> The problem
Give every line of the items below as a JSON list of strings, one string per line, with blank lines left out. Omit the pictures.

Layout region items

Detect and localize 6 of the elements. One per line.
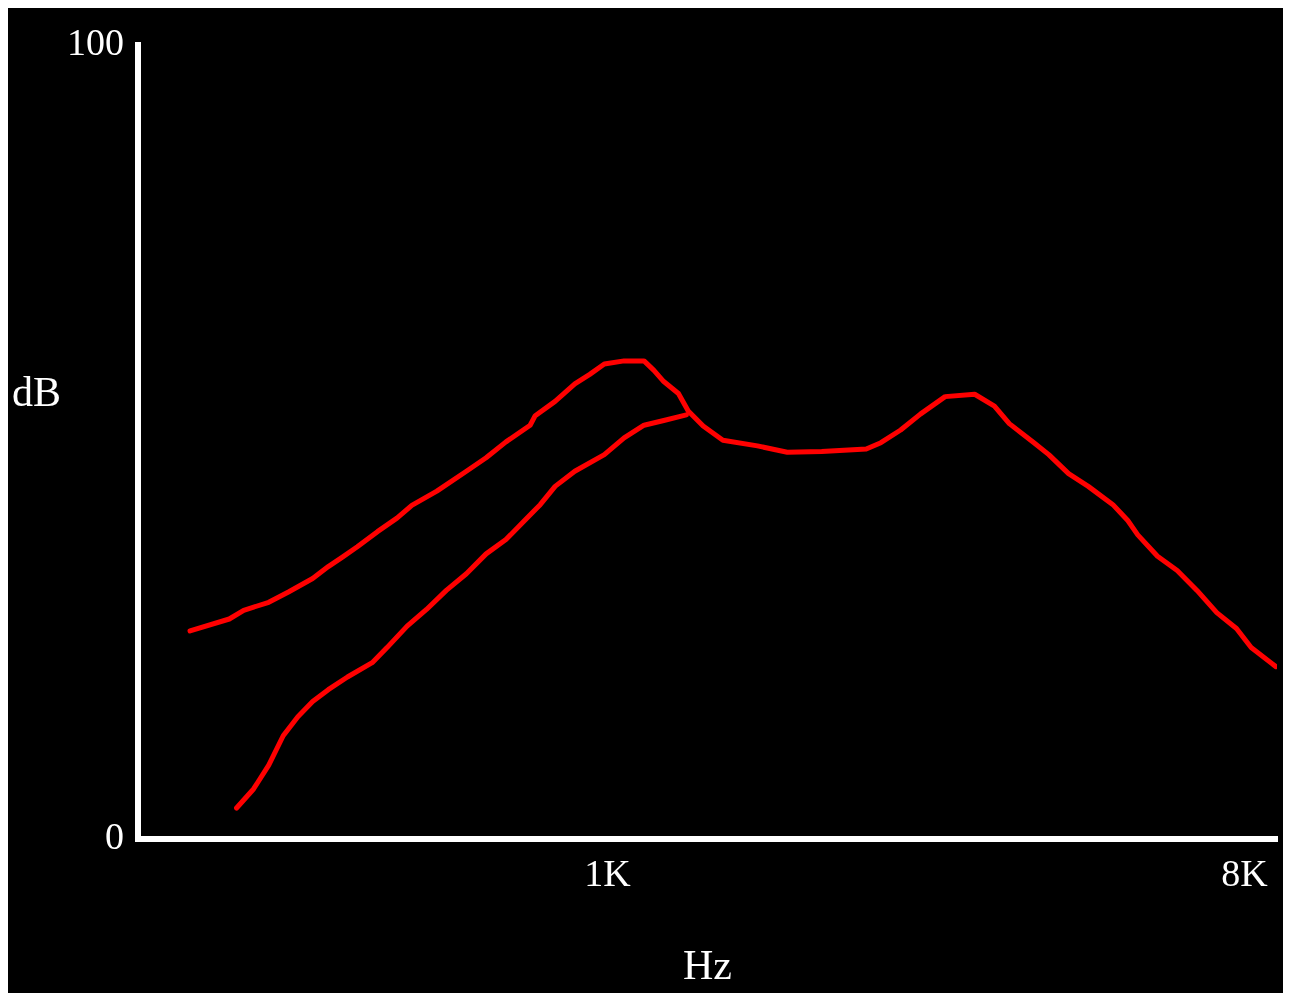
- x-tick-label: 1K: [584, 851, 632, 894]
- x-tick-label: 8K: [1221, 851, 1269, 894]
- x-axis-title: Hz: [683, 941, 732, 988]
- y-tick-label: 0: [105, 814, 124, 857]
- y-axis-title: dB: [12, 368, 62, 416]
- y-tick-label: 100: [67, 20, 124, 63]
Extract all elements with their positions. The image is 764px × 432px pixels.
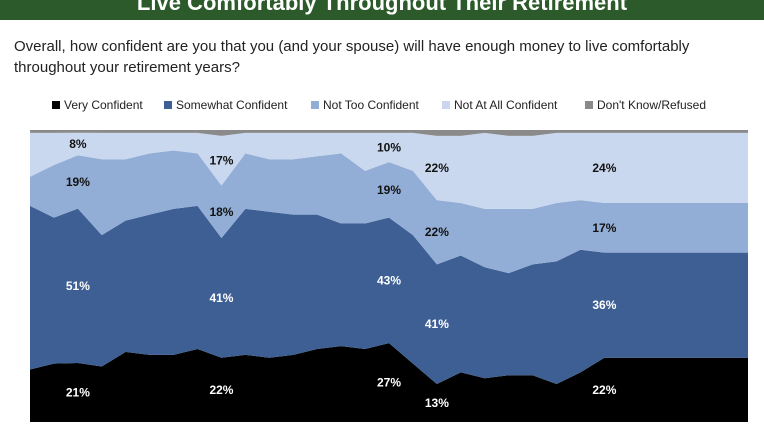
survey-question: Overall, how confident are you that you …: [14, 38, 690, 76]
data-label: 51%: [66, 279, 90, 293]
data-label: 22%: [209, 383, 233, 397]
legend-label: Very Confident: [64, 98, 143, 112]
area-series-0: [30, 343, 748, 422]
data-label: 19%: [66, 175, 90, 189]
data-label: 8%: [69, 137, 87, 151]
legend-label: Not Too Confident: [323, 98, 419, 112]
legend-label: Don't Know/Refused: [597, 98, 707, 112]
legend-label: Not At All Confident: [454, 98, 558, 112]
data-label: 13%: [425, 396, 449, 410]
legend-swatch: [311, 101, 319, 109]
data-label: 41%: [209, 291, 233, 305]
data-label: 24%: [592, 161, 616, 175]
data-label: 18%: [209, 205, 233, 219]
legend-swatch: [442, 101, 450, 109]
data-label: 10%: [377, 141, 401, 155]
data-label: 36%: [592, 298, 616, 312]
legend-label: Somewhat Confident: [176, 98, 288, 112]
data-label: 43%: [377, 273, 401, 287]
area-layer: [30, 130, 748, 422]
data-label: 19%: [377, 183, 401, 197]
chart-legend: Very Confident Somewhat Confident Not Too …: [0, 96, 764, 114]
legend-item-2: Not Too Confident: [311, 96, 419, 114]
area-series-3: [30, 132, 748, 209]
area-series-1: [30, 205, 748, 385]
data-label: 17%: [209, 154, 233, 168]
data-label: 27%: [377, 376, 401, 390]
banner-title: Live Comfortably Throughout Their Retire…: [136, 0, 628, 15]
area-series-2: [30, 150, 748, 274]
label-layer: 21% 22% 27% 13% 22% 51% 41% 43% 41% 36% 19% 18% 19% 2…: [66, 137, 617, 410]
data-label: 22%: [425, 225, 449, 239]
legend-swatch: [164, 101, 172, 109]
legend-item-4: Don't Know/Refused: [585, 96, 706, 114]
data-label: 17%: [592, 221, 616, 235]
title-banner: Live Comfortably Throughout Their Retire…: [0, 0, 764, 20]
area-series-4: [30, 130, 748, 136]
legend-swatch: [52, 101, 60, 109]
legend-item-1: Somewhat Confident: [164, 96, 287, 114]
data-label: 41%: [425, 317, 449, 331]
legend-item-3: Not At All Confident: [442, 96, 557, 114]
data-label: 22%: [425, 161, 449, 175]
legend-item-0: Very Confident: [52, 96, 143, 114]
legend-swatch: [585, 101, 593, 109]
data-label: 22%: [592, 383, 616, 397]
data-label: 21%: [66, 386, 90, 400]
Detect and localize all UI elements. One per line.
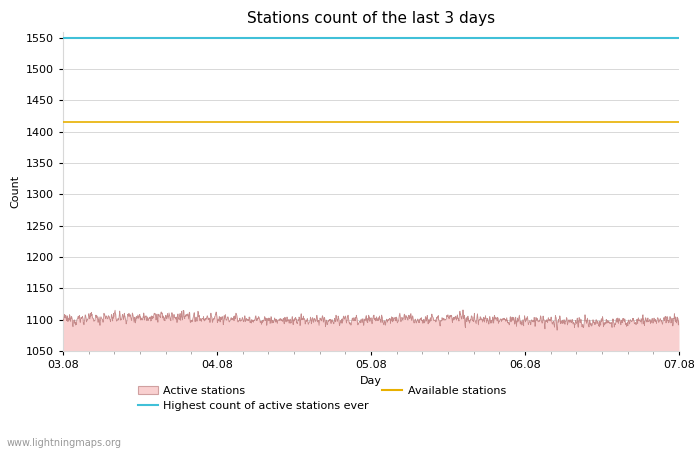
Title: Stations count of the last 3 days: Stations count of the last 3 days	[247, 11, 495, 26]
X-axis label: Day: Day	[360, 376, 382, 386]
Text: www.lightningmaps.org: www.lightningmaps.org	[7, 438, 122, 448]
Y-axis label: Count: Count	[10, 175, 20, 208]
Legend: Active stations, Highest count of active stations ever, Available stations: Active stations, Highest count of active…	[133, 381, 510, 416]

> Answer to the task
[
  "Detect and localize 6 of the elements. One per line.",
  "- x-tick-label: 1K: [584, 851, 632, 894]",
  "- x-tick-label: 8K: [1221, 851, 1269, 894]",
  "- x-axis-title: Hz: [683, 941, 732, 988]",
  "- y-tick-label: 0: [105, 814, 124, 857]",
  "- y-axis-title: dB: [12, 368, 62, 416]",
  "- y-tick-label: 100: [67, 20, 124, 63]",
  "Extract all elements with their positions. The image is 764px × 432px pixels.",
  "survey-question: Overall, how confident are you that you …: [14, 38, 690, 76]",
  "data-label: 51%: [66, 279, 90, 293]",
  "data-label: 22%: [209, 383, 233, 397]",
  "legend-label: Very Confident: [64, 98, 143, 112]",
  "area-series-0: [30, 343, 748, 422]",
  "data-label: 19%: [66, 175, 90, 189]",
  "data-label: 8%: [69, 137, 87, 151]",
  "legend-label: Not Too Confident: [323, 98, 419, 112]",
  "legend-label: Don't Know/Refused: [597, 98, 707, 112]",
  "legend-label: Not At All Confident: [454, 98, 558, 112]",
  "data-label: 13%: [425, 396, 449, 410]",
  "legend-swatch: [311, 101, 319, 109]",
  "data-label: 41%: [209, 291, 233, 305]",
  "data-label: 24%: [592, 161, 616, 175]",
  "data-label: 18%: [209, 205, 233, 219]",
  "legend-swatch: [442, 101, 450, 109]",
  "data-label: 10%: [377, 141, 401, 155]",
  "data-label: 36%: [592, 298, 616, 312]",
  "legend-label: Somewhat Confident: [176, 98, 288, 112]",
  "data-label: 43%: [377, 273, 401, 287]",
  "area-layer: [30, 130, 748, 422]",
  "data-label: 19%: [377, 183, 401, 197]",
  "chart-legend: Very Confident Somewhat Confident Not Too …: [0, 96, 764, 114]",
  "legend-item-2: Not Too Confident: [311, 96, 419, 114]",
  "area-series-3: [30, 132, 748, 209]",
  "area-series-1: [30, 205, 748, 385]",
  "data-label: 17%: [209, 154, 233, 168]",
  "data-label: 27%: [377, 376, 401, 390]",
  "banner-title: Live Comfortably Throughout Their Retire…: [136, 0, 628, 15]",
  "area-series-2: [30, 150, 748, 274]",
  "label-layer: 21% 22% 27% 13% 22% 51% 41% 43% 41% 36% 19% 18% 19% 2…: [66, 137, 617, 410]",
  "data-label: 22%: [425, 225, 449, 239]",
  "legend-swatch: [164, 101, 172, 109]",
  "legend-item-4: Don't Know/Refused: [585, 96, 706, 114]",
  "data-label: 17%: [592, 221, 616, 235]",
  "title-banner: Live Comfortably Throughout Their Retire…: [0, 0, 764, 20]",
  "area-series-4: [30, 130, 748, 136]",
  "legend-swatch: [52, 101, 60, 109]",
  "legend-item-1: Somewhat Confident: [164, 96, 287, 114]",
  "data-label: 41%: [425, 317, 449, 331]",
  "legend-item-3: Not At All Confident: [442, 96, 557, 114]",
  "data-label: 22%: [425, 161, 449, 175]",
  "legend-item-0: Very Confident: [52, 96, 143, 114]",
  "legend-swatch: [585, 101, 593, 109]",
  "data-label: 22%: [592, 383, 616, 397]",
  "data-label: 21%: [66, 386, 90, 400]",
  "Detect and localize all UI elements. One per line.",
  "Title: Stations count of the last 3 days: Stations count of the last 3 days\t[247, 11, 495, 26]",
  "X-axis label: Day: Day\t[360, 376, 382, 386]",
  "Text: www.lightningmaps.org: www.lightningmaps.org\t[7, 438, 122, 448]",
  "Y-axis label: Count: Count\t[10, 175, 20, 208]",
  "Legend: Active stations, Highest count of active stations ever, Available stations: Active stations, Highest count of active…\t[133, 381, 510, 416]"
]